* **Your task**: Repeat the material below exactly, line for line.

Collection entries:
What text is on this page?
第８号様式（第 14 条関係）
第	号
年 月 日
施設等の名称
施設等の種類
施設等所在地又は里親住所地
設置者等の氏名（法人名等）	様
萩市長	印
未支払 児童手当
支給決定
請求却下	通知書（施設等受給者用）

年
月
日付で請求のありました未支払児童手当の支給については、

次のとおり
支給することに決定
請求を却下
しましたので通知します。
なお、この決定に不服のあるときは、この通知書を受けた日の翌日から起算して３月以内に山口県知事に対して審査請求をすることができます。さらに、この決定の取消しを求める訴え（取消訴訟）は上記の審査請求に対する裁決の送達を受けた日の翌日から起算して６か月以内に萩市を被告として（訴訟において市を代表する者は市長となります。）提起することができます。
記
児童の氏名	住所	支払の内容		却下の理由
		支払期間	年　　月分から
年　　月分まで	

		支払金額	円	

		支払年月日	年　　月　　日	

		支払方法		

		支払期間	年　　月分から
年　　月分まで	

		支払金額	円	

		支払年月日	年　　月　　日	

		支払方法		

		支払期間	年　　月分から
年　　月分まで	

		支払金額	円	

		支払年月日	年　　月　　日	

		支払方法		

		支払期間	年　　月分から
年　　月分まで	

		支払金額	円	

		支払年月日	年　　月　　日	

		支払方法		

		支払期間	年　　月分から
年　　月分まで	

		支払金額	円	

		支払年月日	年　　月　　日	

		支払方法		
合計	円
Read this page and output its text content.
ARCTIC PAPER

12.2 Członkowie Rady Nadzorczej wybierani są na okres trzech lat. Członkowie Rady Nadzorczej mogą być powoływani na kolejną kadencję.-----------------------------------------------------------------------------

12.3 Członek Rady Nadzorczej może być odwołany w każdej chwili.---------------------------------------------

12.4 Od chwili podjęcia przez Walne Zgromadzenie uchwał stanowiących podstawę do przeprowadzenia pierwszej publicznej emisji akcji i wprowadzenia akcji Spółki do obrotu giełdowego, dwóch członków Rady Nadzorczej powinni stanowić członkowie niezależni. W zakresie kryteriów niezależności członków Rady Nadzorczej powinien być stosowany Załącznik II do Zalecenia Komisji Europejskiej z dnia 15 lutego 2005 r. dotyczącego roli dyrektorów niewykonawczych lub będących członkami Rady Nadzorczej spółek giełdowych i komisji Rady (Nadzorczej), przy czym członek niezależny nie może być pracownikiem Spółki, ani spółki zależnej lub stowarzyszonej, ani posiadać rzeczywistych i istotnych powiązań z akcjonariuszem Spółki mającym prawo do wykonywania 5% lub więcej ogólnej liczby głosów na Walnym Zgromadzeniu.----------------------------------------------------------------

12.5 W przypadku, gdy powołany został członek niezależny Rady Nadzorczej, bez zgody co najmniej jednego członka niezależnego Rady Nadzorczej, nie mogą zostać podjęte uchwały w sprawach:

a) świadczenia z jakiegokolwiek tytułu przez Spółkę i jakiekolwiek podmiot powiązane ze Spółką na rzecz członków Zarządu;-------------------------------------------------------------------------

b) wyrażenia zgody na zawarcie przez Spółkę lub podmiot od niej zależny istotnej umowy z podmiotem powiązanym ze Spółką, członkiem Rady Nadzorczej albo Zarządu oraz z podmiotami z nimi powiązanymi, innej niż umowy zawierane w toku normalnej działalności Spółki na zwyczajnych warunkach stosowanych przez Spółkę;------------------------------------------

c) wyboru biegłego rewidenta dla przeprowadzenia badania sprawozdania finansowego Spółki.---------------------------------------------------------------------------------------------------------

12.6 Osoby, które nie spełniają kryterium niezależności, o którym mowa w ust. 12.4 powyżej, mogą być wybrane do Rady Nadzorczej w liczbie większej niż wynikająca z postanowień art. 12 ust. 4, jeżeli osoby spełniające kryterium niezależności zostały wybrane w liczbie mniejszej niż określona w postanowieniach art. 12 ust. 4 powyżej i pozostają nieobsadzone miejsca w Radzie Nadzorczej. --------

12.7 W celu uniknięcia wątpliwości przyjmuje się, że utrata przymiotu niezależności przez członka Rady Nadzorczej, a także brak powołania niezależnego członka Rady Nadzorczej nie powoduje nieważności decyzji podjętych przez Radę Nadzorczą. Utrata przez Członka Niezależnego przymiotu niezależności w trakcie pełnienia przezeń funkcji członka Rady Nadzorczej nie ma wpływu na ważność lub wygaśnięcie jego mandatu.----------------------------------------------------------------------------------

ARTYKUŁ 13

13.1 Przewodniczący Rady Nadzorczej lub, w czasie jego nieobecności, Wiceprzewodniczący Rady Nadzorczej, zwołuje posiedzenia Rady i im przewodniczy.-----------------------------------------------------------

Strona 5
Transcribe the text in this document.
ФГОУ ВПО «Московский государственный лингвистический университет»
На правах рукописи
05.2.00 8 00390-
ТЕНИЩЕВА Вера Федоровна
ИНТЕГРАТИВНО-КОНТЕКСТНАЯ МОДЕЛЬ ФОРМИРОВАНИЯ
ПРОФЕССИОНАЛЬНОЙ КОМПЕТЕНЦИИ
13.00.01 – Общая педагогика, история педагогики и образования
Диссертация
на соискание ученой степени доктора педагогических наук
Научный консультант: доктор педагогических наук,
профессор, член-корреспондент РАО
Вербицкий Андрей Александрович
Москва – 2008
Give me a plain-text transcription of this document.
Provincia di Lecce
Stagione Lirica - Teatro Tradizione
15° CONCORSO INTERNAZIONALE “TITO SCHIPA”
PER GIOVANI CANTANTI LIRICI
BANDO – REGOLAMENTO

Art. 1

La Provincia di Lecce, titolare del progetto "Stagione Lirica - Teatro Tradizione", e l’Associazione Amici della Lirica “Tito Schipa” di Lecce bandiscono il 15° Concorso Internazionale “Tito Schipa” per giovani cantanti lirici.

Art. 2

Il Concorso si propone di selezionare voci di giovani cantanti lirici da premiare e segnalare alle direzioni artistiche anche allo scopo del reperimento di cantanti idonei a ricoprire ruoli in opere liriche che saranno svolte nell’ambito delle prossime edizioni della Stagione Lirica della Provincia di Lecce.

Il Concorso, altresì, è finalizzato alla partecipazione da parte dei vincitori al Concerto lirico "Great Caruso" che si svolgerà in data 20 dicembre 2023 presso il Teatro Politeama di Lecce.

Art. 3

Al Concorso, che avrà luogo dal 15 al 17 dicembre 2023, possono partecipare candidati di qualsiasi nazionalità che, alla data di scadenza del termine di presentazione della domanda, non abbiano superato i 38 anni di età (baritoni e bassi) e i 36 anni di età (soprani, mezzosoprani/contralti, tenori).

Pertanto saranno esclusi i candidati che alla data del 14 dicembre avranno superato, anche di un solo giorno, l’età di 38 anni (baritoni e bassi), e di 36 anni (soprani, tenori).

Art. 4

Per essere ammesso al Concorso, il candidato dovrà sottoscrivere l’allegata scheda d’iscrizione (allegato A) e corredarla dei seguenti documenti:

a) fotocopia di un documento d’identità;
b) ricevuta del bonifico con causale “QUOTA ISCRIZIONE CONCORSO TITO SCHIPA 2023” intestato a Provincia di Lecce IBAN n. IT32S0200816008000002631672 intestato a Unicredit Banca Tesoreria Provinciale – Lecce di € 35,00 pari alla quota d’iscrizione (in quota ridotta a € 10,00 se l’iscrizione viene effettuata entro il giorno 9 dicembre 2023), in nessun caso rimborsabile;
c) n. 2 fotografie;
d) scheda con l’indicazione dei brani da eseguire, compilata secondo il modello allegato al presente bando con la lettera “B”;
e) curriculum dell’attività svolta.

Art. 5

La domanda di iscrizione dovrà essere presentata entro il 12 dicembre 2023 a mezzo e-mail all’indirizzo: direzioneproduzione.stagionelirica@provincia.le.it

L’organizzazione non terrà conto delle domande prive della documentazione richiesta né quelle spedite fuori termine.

* **Answer to this task**:
What text is on this page?
第８号様式（第 14 条関係）
第	号
年 月 日
施設等の名称
施設等の種類
施設等所在地又は里親住所地
設置者等の氏名（法人名等）	様
萩市長	印
未支払 児童手当
支給決定
請求却下	通知書（施設等受給者用）

年
月
日付で請求のありました未支払児童手当の支給については、

次のとおり
支給することに決定
請求を却下
しましたので通知します。
なお、この決定に不服のあるときは、この通知書を受けた日の翌日から起算して３月以内に山口県知事に対して審査請求をすることができます。さらに、この決定の取消しを求める訴え（取消訴訟）は上記の審査請求に対する裁決の送達を受けた日の翌日から起算して６か月以内に萩市を被告として（訴訟において市を代表する者は市長となります。）提起することができます。
記
児童の氏名	住所	支払の内容		却下の理由
		支払期間	年　　月分から
年　　月分まで	

		支払金額	円	

		支払年月日	年　　月　　日	

		支払方法		

		支払期間	年　　月分から
年　　月分まで	

		支払金額	円	

		支払年月日	年　　月　　日	

		支払方法		

		支払期間	年　　月分から
年　　月分まで	

		支払金額	円	

		支払年月日	年　　月　　日	

		支払方法		

		支払期間	年　　月分から
年　　月分まで	

		支払金額	円	

		支払年月日	年　　月　　日	

		支払方法		

		支払期間	年　　月分から
年　　月分まで	

		支払金額	円	

		支払年月日	年　　月　　日	

		支払方法		
合計	円
Read this page and output its text content.
ARCTIC PAPER

12.2 Członkowie Rady Nadzorczej wybierani są na okres trzech lat. Członkowie Rady Nadzorczej mogą być powoływani na kolejną kadencję.-----------------------------------------------------------------------------

12.3 Członek Rady Nadzorczej może być odwołany w każdej chwili.---------------------------------------------

12.4 Od chwili podjęcia przez Walne Zgromadzenie uchwał stanowiących podstawę do przeprowadzenia pierwszej publicznej emisji akcji i wprowadzenia akcji Spółki do obrotu giełdowego, dwóch członków Rady Nadzorczej powinni stanowić członkowie niezależni. W zakresie kryteriów niezależności członków Rady Nadzorczej powinien być stosowany Załącznik II do Zalecenia Komisji Europejskiej z dnia 15 lutego 2005 r. dotyczącego roli dyrektorów niewykonawczych lub będących członkami Rady Nadzorczej spółek giełdowych i komisji Rady (Nadzorczej), przy czym członek niezależny nie może być pracownikiem Spółki, ani spółki zależnej lub stowarzyszonej, ani posiadać rzeczywistych i istotnych powiązań z akcjonariuszem Spółki mającym prawo do wykonywania 5% lub więcej ogólnej liczby głosów na Walnym Zgromadzeniu.----------------------------------------------------------------

12.5 W przypadku, gdy powołany został członek niezależny Rady Nadzorczej, bez zgody co najmniej jednego członka niezależnego Rady Nadzorczej, nie mogą zostać podjęte uchwały w sprawach:

a) świadczenia z jakiegokolwiek tytułu przez Spółkę i jakiekolwiek podmiot powiązane ze Spółką na rzecz członków Zarządu;-------------------------------------------------------------------------

b) wyrażenia zgody na zawarcie przez Spółkę lub podmiot od niej zależny istotnej umowy z podmiotem powiązanym ze Spółką, członkiem Rady Nadzorczej albo Zarządu oraz z podmiotami z nimi powiązanymi, innej niż umowy zawierane w toku normalnej działalności Spółki na zwyczajnych warunkach stosowanych przez Spółkę;------------------------------------------

c) wyboru biegłego rewidenta dla przeprowadzenia badania sprawozdania finansowego Spółki.---------------------------------------------------------------------------------------------------------

12.6 Osoby, które nie spełniają kryterium niezależności, o którym mowa w ust. 12.4 powyżej, mogą być wybrane do Rady Nadzorczej w liczbie większej niż wynikająca z postanowień art. 12 ust. 4, jeżeli osoby spełniające kryterium niezależności zostały wybrane w liczbie mniejszej niż określona w postanowieniach art. 12 ust. 4 powyżej i pozostają nieobsadzone miejsca w Radzie Nadzorczej. --------

12.7 W celu uniknięcia wątpliwości przyjmuje się, że utrata przymiotu niezależności przez członka Rady Nadzorczej, a także brak powołania niezależnego członka Rady Nadzorczej nie powoduje nieważności decyzji podjętych przez Radę Nadzorczą. Utrata przez Członka Niezależnego przymiotu niezależności w trakcie pełnienia przezeń funkcji członka Rady Nadzorczej nie ma wpływu na ważność lub wygaśnięcie jego mandatu.----------------------------------------------------------------------------------

ARTYKUŁ 13

13.1 Przewodniczący Rady Nadzorczej lub, w czasie jego nieobecności, Wiceprzewodniczący Rady Nadzorczej, zwołuje posiedzenia Rady i im przewodniczy.-----------------------------------------------------------

Strona 5
Transcribe the text in this document.
ФГОУ ВПО «Московский государственный лингвистический университет»
На правах рукописи
05.2.00 8 00390-
ТЕНИЩЕВА Вера Федоровна
ИНТЕГРАТИВНО-КОНТЕКСТНАЯ МОДЕЛЬ ФОРМИРОВАНИЯ
ПРОФЕССИОНАЛЬНОЙ КОМПЕТЕНЦИИ
13.00.01 – Общая педагогика, история педагогики и образования
Диссертация
на соискание ученой степени доктора педагогических наук
Научный консультант: доктор педагогических наук,
профессор, член-корреспондент РАО
Вербицкий Андрей Александрович
Москва – 2008
Give me a plain-text transcription of this document.
Provincia di Lecce
Stagione Lirica - Teatro Tradizione
15° CONCORSO INTERNAZIONALE “TITO SCHIPA”
PER GIOVANI CANTANTI LIRICI
BANDO – REGOLAMENTO

Art. 1

La Provincia di Lecce, titolare del progetto "Stagione Lirica - Teatro Tradizione", e l’Associazione Amici della Lirica “Tito Schipa” di Lecce bandiscono il 15° Concorso Internazionale “Tito Schipa” per giovani cantanti lirici.

Art. 2

Il Concorso si propone di selezionare voci di giovani cantanti lirici da premiare e segnalare alle direzioni artistiche anche allo scopo del reperimento di cantanti idonei a ricoprire ruoli in opere liriche che saranno svolte nell’ambito delle prossime edizioni della Stagione Lirica della Provincia di Lecce.

Il Concorso, altresì, è finalizzato alla partecipazione da parte dei vincitori al Concerto lirico "Great Caruso" che si svolgerà in data 20 dicembre 2023 presso il Teatro Politeama di Lecce.

Art. 3

Al Concorso, che avrà luogo dal 15 al 17 dicembre 2023, possono partecipare candidati di qualsiasi nazionalità che, alla data di scadenza del termine di presentazione della domanda, non abbiano superato i 38 anni di età (baritoni e bassi) e i 36 anni di età (soprani, mezzosoprani/contralti, tenori).

Pertanto saranno esclusi i candidati che alla data del 14 dicembre avranno superato, anche di un solo giorno, l’età di 38 anni (baritoni e bassi), e di 36 anni (soprani, tenori).

Art. 4

Per essere ammesso al Concorso, il candidato dovrà sottoscrivere l’allegata scheda d’iscrizione (allegato A) e corredarla dei seguenti documenti:

a) fotocopia di un documento d’identità;
b) ricevuta del bonifico con causale “QUOTA ISCRIZIONE CONCORSO TITO SCHIPA 2023” intestato a Provincia di Lecce IBAN n. IT32S0200816008000002631672 intestato a Unicredit Banca Tesoreria Provinciale – Lecce di € 35,00 pari alla quota d’iscrizione (in quota ridotta a € 10,00 se l’iscrizione viene effettuata entro il giorno 9 dicembre 2023), in nessun caso rimborsabile;
c) n. 2 fotografie;
d) scheda con l’indicazione dei brani da eseguire, compilata secondo il modello allegato al presente bando con la lettera “B”;
e) curriculum dell’attività svolta.

Art. 5

La domanda di iscrizione dovrà essere presentata entro il 12 dicembre 2023 a mezzo e-mail all’indirizzo: direzioneproduzione.stagionelirica@provincia.le.it

L’organizzazione non terrà conto delle domande prive della documentazione richiesta né quelle spedite fuori termine.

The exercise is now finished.